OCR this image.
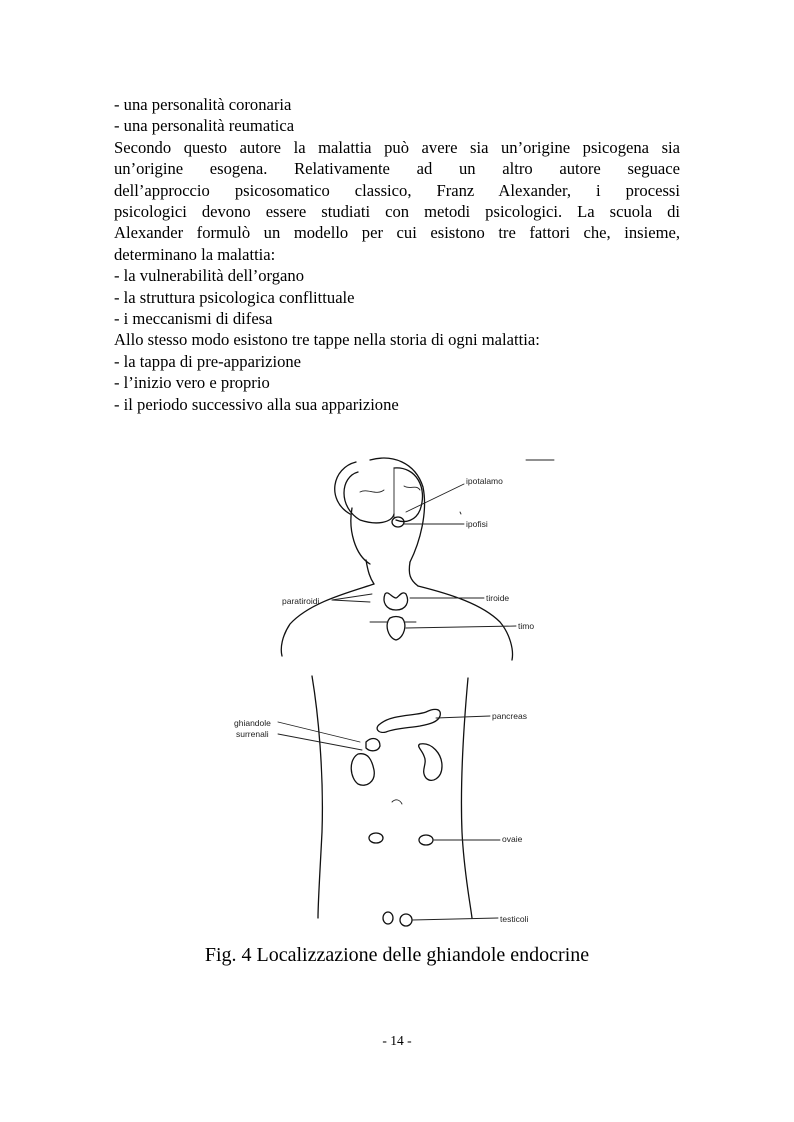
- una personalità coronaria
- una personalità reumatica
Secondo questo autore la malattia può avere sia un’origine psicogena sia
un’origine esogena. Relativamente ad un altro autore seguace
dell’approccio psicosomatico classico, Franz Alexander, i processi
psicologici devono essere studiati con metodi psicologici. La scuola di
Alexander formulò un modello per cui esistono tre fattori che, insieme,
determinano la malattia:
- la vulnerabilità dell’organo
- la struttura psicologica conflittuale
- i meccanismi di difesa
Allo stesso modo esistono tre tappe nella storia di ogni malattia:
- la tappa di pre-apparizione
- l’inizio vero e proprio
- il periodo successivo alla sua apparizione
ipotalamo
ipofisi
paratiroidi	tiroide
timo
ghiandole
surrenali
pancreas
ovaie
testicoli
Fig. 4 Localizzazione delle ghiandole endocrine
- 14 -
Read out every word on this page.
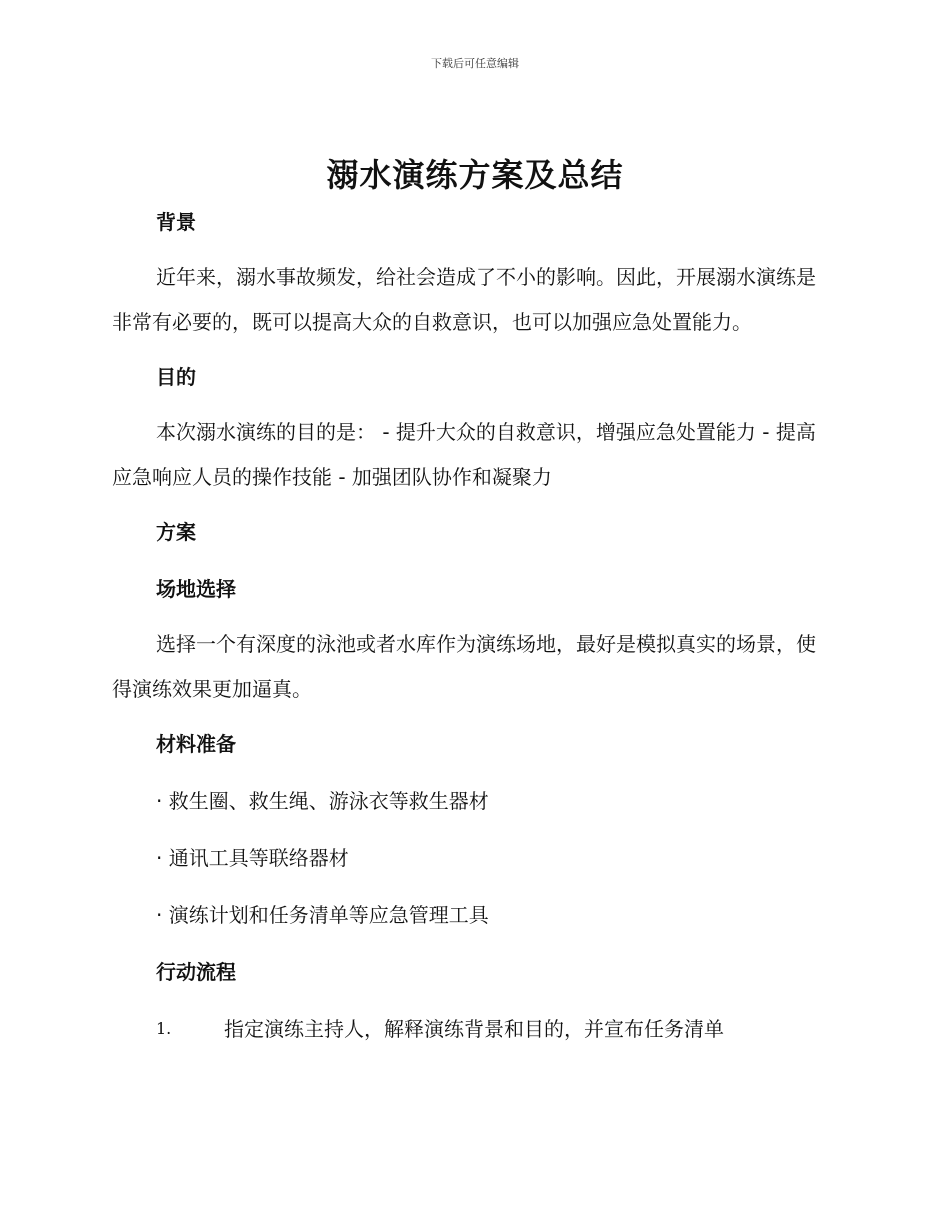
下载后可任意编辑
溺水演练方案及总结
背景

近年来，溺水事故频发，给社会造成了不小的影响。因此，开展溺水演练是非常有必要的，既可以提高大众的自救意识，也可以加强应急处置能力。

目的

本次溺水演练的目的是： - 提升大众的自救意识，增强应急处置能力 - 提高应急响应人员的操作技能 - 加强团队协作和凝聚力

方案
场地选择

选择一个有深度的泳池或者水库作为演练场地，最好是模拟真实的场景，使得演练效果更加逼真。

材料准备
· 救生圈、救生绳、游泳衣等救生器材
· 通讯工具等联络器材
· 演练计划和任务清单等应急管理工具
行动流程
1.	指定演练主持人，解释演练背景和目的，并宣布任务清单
---------------
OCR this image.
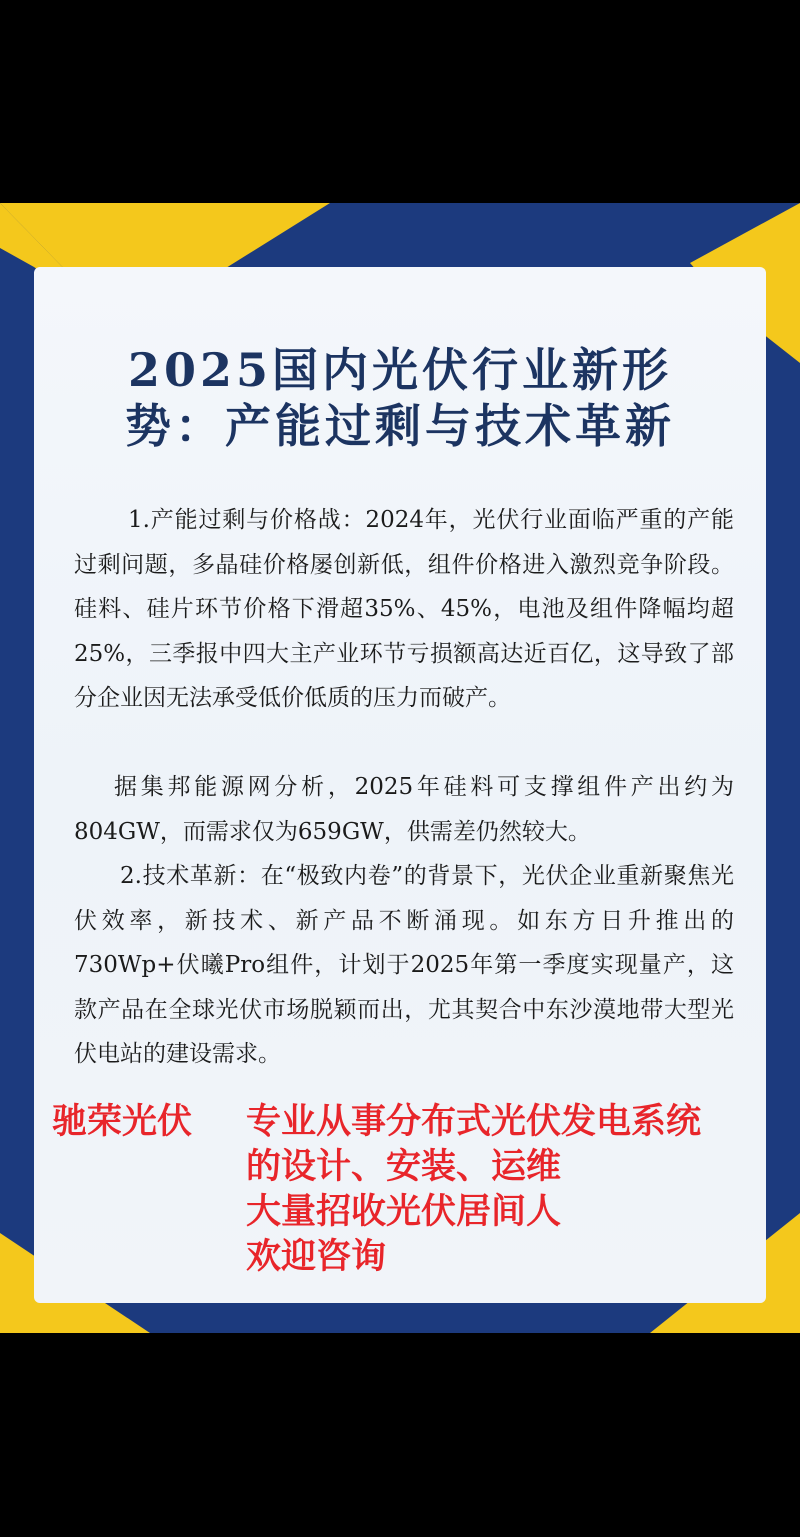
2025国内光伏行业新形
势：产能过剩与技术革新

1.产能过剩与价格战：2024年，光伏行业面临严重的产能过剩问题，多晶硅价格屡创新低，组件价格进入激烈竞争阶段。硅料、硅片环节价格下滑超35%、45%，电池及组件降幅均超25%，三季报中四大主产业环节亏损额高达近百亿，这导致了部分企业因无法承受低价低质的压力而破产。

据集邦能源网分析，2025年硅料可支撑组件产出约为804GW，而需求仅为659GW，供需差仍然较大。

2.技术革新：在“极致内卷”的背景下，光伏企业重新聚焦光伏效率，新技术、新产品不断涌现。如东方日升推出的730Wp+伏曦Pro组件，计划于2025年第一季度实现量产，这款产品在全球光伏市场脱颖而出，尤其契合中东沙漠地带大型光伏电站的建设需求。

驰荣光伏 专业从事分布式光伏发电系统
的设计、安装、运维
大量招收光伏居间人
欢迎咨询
---------------
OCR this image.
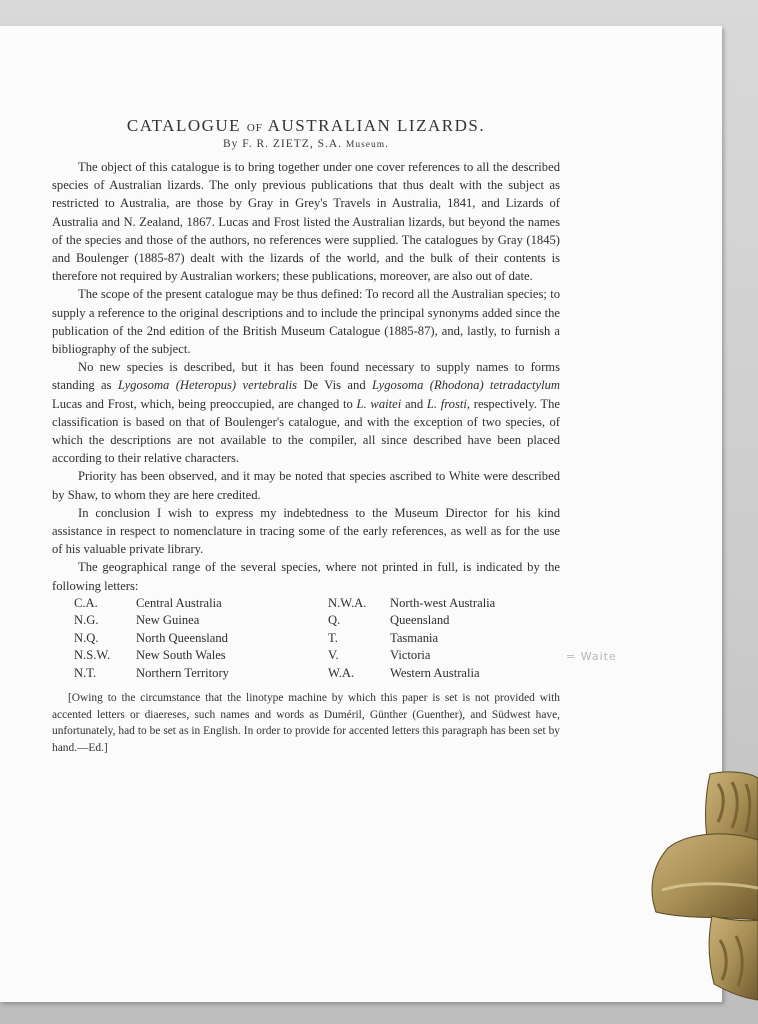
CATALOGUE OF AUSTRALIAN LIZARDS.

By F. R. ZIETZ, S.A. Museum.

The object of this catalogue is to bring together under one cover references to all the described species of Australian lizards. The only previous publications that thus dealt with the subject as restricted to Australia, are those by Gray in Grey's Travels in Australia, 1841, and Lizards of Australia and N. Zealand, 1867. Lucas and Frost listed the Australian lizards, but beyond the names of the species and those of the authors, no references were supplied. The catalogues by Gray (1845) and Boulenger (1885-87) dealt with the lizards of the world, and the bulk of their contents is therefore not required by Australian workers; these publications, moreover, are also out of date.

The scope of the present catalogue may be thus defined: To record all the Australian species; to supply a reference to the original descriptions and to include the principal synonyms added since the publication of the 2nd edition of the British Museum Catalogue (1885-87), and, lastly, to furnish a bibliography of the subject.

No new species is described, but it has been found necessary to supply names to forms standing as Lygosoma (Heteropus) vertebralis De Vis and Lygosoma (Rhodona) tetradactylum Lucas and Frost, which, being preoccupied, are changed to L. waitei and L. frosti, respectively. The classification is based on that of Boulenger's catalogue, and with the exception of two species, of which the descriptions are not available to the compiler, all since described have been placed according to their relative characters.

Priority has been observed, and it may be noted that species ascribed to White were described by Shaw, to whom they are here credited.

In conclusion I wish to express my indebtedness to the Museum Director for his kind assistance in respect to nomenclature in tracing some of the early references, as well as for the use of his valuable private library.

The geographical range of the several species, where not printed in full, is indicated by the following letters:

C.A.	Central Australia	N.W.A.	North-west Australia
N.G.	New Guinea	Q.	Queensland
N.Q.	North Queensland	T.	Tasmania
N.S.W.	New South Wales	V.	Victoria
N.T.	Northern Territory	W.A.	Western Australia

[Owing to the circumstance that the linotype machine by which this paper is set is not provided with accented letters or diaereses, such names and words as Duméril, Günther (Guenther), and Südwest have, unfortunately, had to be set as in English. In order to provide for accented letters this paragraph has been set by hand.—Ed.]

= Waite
---------------
Brief — From the entries, report each line that includes the word "origine".

Result of the exercise —
Secondo questo autore la malattia può avere sia un’origine psicogena sia
un’origine esogena. Relativamente ad un altro autore seguace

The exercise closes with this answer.